* _Given problem_:
Pull out every line from the listing that has the word "vertical".

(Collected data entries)
▶

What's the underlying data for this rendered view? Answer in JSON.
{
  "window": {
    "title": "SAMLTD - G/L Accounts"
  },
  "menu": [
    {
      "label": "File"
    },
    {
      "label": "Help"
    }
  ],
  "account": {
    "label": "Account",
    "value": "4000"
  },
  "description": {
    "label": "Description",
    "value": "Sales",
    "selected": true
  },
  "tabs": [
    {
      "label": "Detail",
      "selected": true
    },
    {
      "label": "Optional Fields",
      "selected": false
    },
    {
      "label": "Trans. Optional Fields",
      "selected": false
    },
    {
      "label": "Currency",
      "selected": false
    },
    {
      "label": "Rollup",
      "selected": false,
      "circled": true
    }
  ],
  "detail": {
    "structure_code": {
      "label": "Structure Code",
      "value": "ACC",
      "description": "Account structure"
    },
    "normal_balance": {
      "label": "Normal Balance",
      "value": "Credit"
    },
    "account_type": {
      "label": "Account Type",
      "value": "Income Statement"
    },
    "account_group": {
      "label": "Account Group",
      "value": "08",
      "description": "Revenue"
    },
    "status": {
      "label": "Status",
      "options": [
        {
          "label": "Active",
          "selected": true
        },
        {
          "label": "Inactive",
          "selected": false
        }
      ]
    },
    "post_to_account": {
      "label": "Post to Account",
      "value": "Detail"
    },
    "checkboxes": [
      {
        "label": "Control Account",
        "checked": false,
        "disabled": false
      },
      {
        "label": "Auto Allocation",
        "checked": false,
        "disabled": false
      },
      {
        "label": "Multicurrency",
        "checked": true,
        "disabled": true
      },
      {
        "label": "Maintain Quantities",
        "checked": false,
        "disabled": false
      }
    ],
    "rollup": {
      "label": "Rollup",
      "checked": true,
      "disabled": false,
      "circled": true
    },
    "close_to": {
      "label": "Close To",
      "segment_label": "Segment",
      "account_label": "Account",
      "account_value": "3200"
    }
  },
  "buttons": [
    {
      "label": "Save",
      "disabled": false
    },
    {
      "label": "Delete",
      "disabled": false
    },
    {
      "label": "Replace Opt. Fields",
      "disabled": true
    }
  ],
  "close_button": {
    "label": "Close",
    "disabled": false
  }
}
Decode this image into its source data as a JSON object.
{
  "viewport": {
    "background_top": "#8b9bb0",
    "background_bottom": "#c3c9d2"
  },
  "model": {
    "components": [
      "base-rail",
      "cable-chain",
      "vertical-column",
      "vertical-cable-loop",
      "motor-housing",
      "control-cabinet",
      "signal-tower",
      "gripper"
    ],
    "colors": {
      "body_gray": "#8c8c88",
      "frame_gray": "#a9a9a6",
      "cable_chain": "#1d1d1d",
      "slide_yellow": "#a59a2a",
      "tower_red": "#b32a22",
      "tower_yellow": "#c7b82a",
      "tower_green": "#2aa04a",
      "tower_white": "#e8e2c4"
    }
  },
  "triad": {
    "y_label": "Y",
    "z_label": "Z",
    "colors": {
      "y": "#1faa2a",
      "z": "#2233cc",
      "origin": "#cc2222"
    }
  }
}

◀

* _Response_:
      "vertical-column",
      "vertical-cable-loop",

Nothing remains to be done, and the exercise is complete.